* [GIVEN INSTRUCTION]:
Extract each line from the entries below that has the string "estanger" in it.

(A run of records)
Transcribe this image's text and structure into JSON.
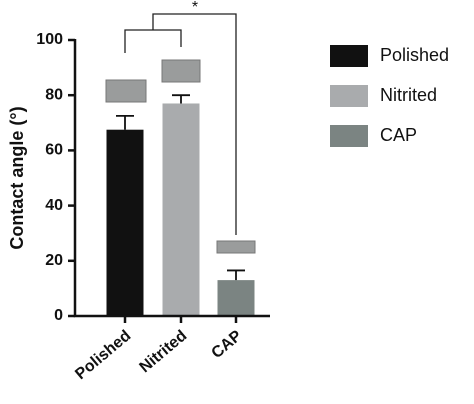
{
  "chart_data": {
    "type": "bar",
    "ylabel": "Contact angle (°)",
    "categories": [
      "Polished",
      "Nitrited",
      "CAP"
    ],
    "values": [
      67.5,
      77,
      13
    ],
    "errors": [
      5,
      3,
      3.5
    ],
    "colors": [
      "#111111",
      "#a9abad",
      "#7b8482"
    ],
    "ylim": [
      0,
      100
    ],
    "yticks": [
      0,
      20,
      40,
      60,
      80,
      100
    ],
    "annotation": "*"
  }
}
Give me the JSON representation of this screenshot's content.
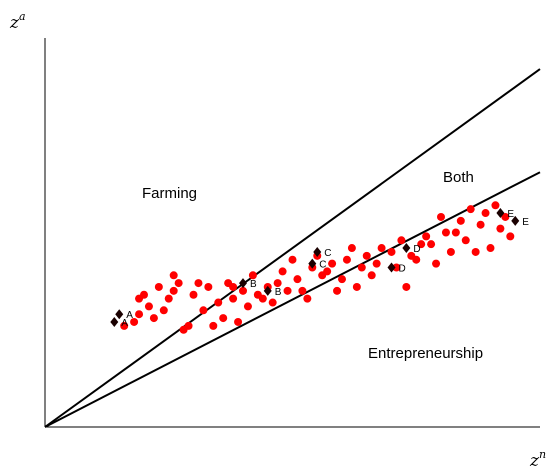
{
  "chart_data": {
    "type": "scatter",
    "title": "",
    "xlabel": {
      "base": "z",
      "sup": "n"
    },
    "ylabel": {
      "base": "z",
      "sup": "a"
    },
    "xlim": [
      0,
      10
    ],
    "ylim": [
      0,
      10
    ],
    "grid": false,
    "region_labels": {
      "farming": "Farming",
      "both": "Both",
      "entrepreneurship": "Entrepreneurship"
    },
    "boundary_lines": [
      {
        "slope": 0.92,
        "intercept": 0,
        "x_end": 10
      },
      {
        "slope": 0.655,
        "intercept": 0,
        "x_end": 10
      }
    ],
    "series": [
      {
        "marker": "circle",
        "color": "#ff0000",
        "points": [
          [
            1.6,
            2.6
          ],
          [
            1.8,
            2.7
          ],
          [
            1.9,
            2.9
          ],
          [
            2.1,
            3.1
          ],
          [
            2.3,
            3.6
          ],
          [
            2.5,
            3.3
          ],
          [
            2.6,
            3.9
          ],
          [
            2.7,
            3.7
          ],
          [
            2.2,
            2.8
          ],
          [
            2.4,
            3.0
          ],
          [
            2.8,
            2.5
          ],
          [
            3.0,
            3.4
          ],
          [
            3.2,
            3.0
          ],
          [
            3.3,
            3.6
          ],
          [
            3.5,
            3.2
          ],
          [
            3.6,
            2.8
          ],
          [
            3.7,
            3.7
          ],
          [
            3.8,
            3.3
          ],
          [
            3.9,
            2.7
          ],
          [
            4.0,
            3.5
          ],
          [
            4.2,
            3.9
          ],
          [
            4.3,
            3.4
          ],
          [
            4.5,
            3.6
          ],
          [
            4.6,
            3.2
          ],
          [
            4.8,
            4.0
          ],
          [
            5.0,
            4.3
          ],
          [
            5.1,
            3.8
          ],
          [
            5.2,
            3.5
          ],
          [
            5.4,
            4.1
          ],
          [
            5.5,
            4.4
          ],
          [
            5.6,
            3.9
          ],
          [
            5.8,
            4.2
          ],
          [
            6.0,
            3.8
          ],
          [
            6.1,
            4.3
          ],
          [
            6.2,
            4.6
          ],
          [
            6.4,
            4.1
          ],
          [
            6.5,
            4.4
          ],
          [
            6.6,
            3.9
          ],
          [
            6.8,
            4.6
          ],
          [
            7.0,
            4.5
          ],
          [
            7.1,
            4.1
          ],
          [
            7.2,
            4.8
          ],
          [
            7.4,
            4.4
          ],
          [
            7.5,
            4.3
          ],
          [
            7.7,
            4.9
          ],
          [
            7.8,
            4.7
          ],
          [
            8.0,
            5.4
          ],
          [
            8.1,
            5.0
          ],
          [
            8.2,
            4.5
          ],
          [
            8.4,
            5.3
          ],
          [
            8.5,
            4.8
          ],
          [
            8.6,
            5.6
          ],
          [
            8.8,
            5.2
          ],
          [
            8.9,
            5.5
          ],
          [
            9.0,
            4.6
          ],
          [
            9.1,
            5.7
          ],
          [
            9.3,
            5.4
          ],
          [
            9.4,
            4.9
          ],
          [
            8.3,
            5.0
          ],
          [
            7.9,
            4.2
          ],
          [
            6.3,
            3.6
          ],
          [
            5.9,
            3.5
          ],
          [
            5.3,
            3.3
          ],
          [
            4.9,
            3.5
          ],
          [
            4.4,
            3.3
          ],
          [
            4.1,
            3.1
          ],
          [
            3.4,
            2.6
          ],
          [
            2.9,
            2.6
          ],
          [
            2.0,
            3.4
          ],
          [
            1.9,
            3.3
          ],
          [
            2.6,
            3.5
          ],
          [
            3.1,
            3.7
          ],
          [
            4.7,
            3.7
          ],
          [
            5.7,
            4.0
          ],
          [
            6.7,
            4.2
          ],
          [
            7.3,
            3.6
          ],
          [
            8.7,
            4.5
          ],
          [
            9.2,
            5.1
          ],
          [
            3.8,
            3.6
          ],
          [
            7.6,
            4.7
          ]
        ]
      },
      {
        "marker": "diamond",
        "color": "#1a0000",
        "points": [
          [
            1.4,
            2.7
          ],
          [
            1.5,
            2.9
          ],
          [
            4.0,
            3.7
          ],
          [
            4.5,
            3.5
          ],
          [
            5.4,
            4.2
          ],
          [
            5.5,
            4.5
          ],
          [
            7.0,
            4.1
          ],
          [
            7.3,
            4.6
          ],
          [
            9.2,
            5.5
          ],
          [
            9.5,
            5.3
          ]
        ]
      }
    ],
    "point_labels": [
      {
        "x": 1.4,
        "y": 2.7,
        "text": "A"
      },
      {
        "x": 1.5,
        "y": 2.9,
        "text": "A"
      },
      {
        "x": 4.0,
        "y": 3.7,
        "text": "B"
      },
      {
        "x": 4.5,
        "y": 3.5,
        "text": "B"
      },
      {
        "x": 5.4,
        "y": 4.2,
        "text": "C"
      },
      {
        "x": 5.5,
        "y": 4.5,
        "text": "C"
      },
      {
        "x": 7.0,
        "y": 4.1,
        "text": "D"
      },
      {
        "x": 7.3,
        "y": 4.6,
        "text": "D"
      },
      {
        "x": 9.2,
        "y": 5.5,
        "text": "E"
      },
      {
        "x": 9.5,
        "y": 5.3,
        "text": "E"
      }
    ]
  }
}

--

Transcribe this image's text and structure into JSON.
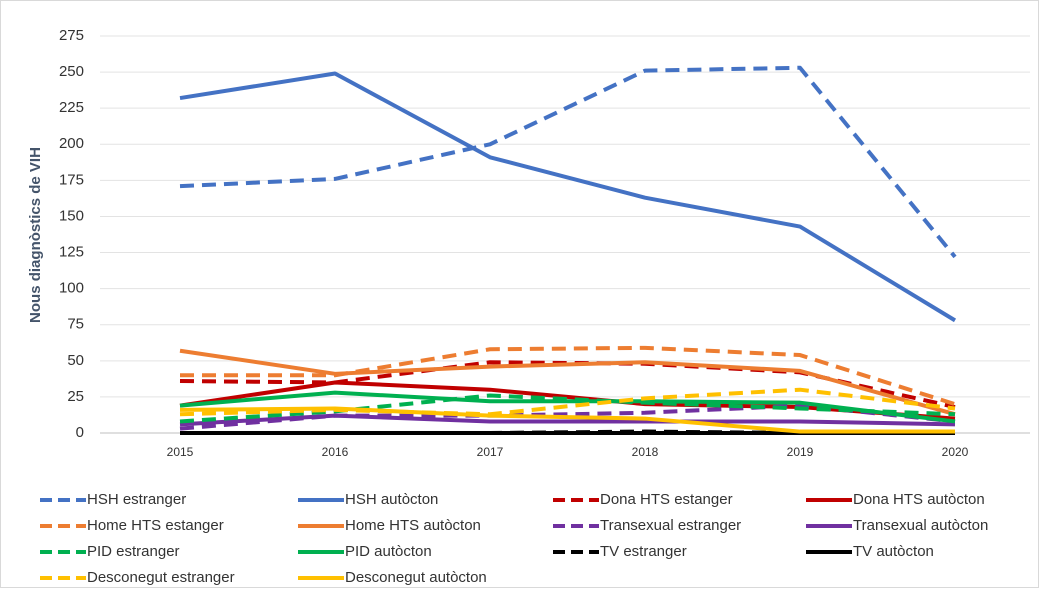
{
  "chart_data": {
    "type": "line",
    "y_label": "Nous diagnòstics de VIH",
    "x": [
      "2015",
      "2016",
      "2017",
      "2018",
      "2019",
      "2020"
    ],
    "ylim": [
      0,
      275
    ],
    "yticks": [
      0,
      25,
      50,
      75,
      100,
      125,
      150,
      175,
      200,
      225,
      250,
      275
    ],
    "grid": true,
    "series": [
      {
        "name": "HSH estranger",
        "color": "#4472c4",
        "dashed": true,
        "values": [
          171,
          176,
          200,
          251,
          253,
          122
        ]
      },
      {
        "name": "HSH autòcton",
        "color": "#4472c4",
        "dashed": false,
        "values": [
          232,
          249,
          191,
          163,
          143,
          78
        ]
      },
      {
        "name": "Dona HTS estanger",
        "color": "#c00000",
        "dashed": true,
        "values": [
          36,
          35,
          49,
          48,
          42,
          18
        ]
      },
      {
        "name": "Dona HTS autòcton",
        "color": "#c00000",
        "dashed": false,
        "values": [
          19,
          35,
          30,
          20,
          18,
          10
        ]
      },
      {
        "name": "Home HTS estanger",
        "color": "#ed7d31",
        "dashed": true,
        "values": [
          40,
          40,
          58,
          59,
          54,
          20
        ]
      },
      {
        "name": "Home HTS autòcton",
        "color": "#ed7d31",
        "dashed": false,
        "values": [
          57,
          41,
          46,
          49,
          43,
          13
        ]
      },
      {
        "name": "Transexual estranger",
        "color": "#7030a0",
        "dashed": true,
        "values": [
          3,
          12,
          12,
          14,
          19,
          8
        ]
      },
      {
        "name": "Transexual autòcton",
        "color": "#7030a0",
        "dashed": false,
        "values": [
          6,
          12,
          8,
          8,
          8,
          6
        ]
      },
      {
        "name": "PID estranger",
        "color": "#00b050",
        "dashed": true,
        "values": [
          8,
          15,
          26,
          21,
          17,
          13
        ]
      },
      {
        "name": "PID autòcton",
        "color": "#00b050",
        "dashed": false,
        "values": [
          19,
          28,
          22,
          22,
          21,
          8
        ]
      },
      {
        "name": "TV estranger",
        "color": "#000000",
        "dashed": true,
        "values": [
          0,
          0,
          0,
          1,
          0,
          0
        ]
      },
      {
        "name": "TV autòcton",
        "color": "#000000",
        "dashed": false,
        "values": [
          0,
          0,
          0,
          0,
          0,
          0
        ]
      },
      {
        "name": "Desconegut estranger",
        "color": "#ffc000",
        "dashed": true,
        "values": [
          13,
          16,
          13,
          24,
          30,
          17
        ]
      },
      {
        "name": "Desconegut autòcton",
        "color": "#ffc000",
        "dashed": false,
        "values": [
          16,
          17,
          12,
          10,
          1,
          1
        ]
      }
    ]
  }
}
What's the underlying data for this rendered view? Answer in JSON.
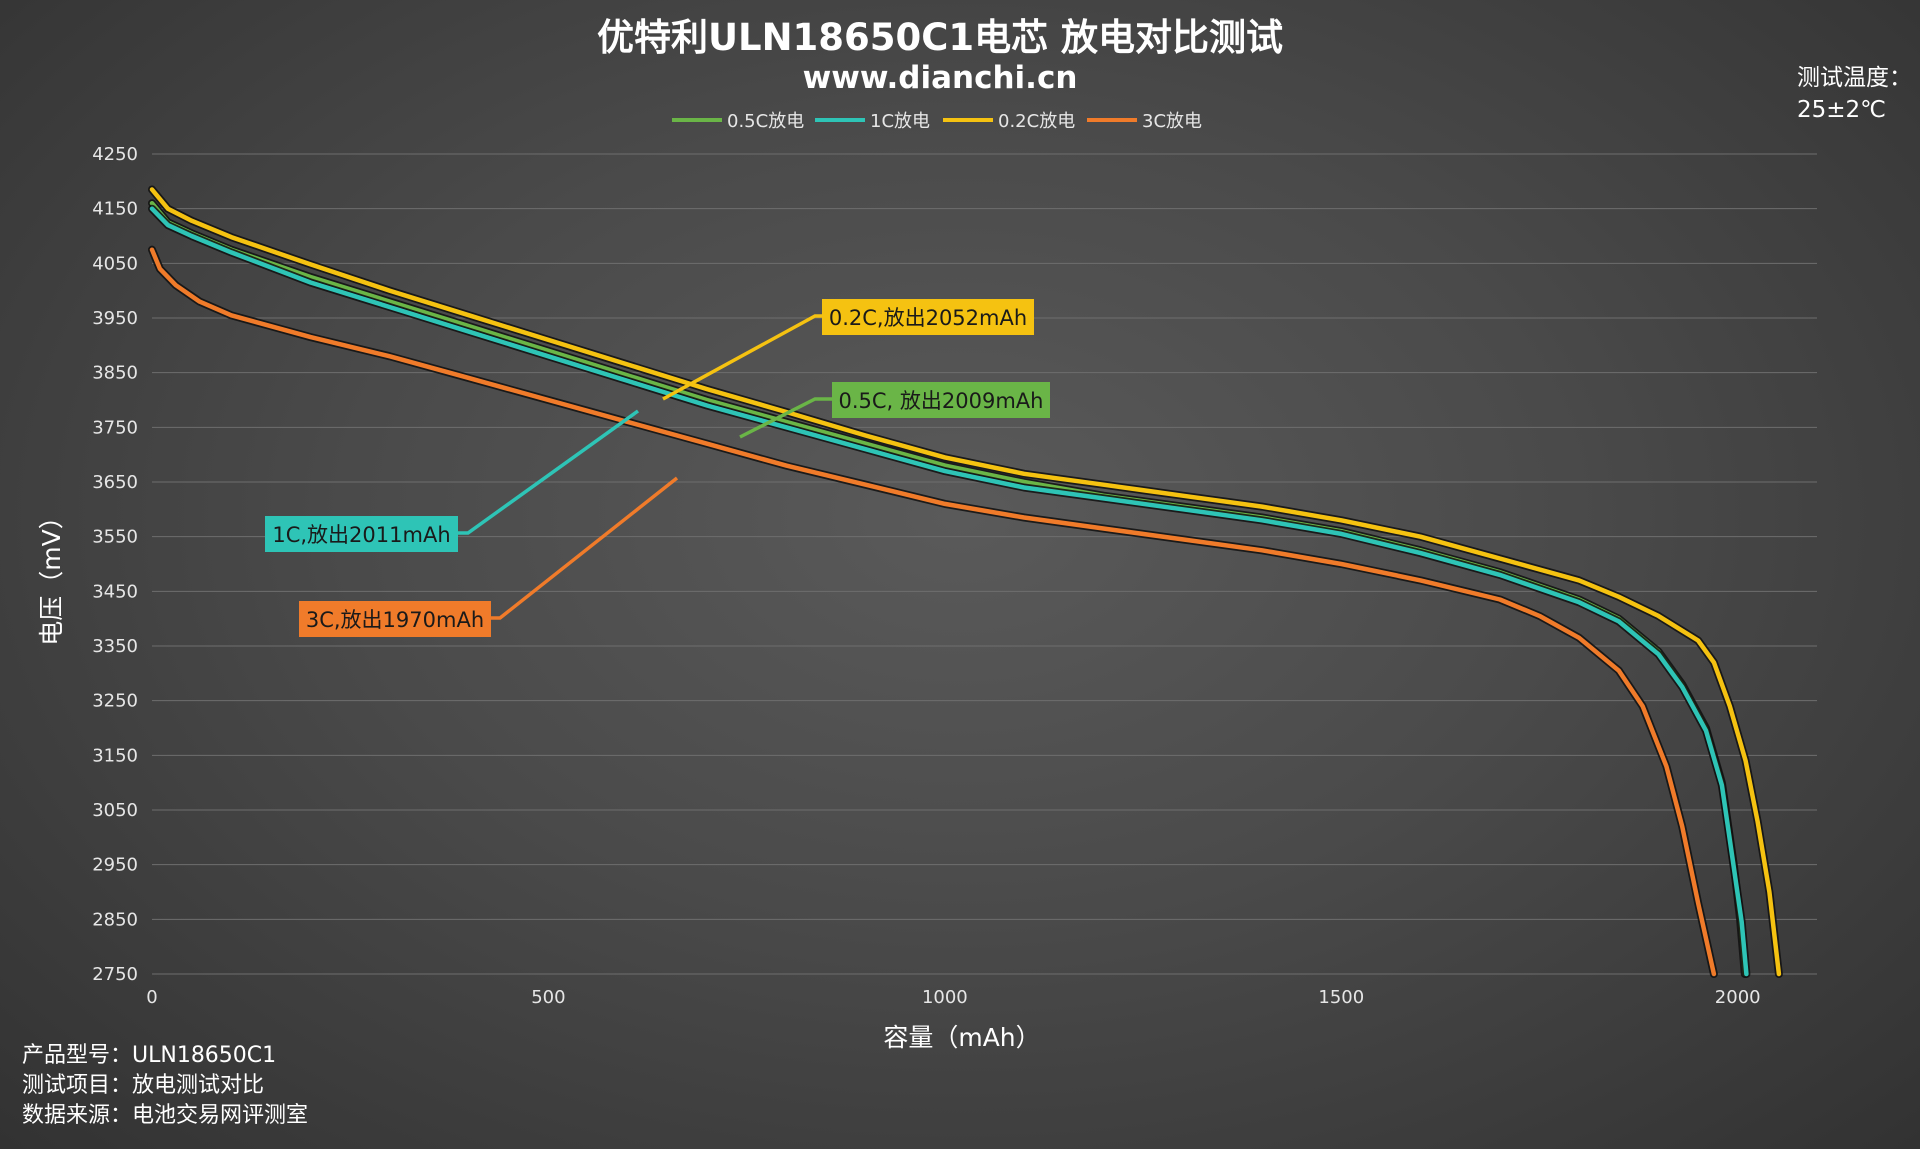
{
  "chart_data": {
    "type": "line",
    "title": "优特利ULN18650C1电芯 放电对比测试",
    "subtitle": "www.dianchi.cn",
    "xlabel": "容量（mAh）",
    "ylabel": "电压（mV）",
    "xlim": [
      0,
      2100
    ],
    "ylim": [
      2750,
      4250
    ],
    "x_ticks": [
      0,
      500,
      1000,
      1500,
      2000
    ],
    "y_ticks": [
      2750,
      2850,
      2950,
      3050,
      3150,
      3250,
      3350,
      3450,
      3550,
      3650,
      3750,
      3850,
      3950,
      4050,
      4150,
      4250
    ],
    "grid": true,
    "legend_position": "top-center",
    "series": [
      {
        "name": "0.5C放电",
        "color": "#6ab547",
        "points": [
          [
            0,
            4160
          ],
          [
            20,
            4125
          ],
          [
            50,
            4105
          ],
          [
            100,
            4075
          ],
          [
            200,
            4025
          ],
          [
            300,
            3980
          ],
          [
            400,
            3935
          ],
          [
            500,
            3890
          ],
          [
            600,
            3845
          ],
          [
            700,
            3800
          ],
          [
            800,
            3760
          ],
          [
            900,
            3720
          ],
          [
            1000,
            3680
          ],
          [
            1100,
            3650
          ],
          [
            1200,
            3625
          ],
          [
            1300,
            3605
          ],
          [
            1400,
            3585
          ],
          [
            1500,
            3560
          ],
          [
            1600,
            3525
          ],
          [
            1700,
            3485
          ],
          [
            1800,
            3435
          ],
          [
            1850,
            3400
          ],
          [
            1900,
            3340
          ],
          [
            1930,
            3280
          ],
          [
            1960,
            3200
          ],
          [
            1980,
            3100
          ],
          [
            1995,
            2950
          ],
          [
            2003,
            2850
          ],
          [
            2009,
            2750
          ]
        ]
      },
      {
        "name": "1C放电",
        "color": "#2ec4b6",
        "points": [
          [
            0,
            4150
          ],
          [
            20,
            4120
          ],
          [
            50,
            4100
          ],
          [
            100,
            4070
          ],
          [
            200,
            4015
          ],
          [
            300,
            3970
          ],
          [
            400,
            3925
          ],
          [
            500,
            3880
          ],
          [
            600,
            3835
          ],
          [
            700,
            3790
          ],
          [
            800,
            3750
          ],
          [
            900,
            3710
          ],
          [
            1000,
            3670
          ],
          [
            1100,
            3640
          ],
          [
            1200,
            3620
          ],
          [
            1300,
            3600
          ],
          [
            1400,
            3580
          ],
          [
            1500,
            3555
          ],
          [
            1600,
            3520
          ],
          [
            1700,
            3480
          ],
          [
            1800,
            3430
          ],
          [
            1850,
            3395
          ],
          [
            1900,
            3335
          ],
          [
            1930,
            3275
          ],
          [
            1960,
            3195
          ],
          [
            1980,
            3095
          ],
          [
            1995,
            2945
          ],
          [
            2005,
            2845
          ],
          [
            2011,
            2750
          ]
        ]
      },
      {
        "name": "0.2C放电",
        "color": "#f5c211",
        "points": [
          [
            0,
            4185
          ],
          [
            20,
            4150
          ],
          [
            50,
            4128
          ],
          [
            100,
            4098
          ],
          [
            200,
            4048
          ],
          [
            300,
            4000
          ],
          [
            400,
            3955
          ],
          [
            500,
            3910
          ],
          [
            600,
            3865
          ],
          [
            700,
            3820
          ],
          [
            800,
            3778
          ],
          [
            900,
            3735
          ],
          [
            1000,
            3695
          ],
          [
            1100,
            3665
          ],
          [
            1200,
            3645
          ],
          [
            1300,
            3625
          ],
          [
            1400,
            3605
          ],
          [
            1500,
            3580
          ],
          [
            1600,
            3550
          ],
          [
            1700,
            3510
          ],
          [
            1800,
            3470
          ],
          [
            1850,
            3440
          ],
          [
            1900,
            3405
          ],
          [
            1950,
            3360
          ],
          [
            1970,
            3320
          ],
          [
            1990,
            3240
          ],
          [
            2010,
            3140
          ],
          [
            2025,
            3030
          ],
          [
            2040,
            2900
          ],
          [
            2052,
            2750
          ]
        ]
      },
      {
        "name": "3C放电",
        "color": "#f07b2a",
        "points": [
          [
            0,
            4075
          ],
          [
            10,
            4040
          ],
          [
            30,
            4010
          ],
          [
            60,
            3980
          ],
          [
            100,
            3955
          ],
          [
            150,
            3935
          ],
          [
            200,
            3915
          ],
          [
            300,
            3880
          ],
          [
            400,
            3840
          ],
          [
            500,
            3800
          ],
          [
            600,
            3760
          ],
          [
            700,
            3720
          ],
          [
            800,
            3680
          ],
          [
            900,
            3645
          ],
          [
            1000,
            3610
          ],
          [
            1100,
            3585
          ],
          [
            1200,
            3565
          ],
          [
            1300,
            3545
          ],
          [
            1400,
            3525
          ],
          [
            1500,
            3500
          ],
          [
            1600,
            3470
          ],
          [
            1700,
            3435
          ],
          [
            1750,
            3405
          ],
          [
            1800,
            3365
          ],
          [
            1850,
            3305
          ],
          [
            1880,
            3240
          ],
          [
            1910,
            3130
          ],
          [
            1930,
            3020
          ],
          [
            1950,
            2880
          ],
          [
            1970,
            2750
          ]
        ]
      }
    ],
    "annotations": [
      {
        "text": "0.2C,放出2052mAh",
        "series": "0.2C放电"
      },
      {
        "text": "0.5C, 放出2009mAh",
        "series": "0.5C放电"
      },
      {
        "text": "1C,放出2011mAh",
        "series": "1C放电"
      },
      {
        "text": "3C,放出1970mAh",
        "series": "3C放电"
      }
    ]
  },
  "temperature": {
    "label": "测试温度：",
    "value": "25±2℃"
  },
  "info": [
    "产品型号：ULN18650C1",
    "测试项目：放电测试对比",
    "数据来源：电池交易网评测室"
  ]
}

* [SOLUTION TO THIS PROBLEM]:
        "name": "Dona HTS estanger",
        "name": "Home HTS estanger",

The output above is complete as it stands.